SHORT TASK:
Return the listing below verbatim. Pictures do not belong in the copy.

DATA FOR THE TASK:

BEGIN

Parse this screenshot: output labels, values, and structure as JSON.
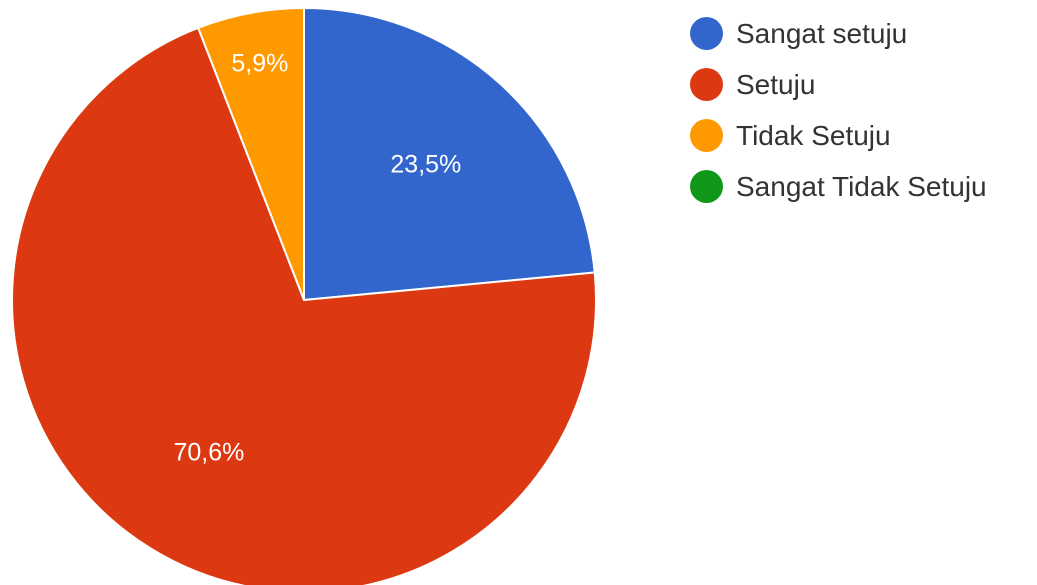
{
  "chart_data": {
    "type": "pie",
    "title": "",
    "legend_position": "right",
    "start_angle_deg": 90,
    "direction": "clockwise",
    "slices": [
      {
        "name": "Sangat setuju",
        "value": 23.5,
        "label": "23,5%",
        "color": "#3366cc"
      },
      {
        "name": "Setuju",
        "value": 70.6,
        "label": "70,6%",
        "color": "#dc3912"
      },
      {
        "name": "Tidak Setuju",
        "value": 5.9,
        "label": "5,9%",
        "color": "#ff9900"
      },
      {
        "name": "Sangat Tidak Setuju",
        "value": 0,
        "label": "",
        "color": "#109618"
      }
    ]
  }
}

END

EXERCISE RESPONSE:
Parse this screenshot: output labels, values, and structure as JSON.
{
  "chart_data": {
    "type": "pie",
    "title": "",
    "legend_position": "right",
    "start_angle_deg": 90,
    "direction": "clockwise",
    "slices": [
      {
        "name": "Sangat setuju",
        "value": 23.5,
        "label": "23,5%",
        "color": "#3366cc"
      },
      {
        "name": "Setuju",
        "value": 70.6,
        "label": "70,6%",
        "color": "#dc3912"
      },
      {
        "name": "Tidak Setuju",
        "value": 5.9,
        "label": "5,9%",
        "color": "#ff9900"
      },
      {
        "name": "Sangat Tidak Setuju",
        "value": 0,
        "label": "",
        "color": "#109618"
      }
    ]
  }
}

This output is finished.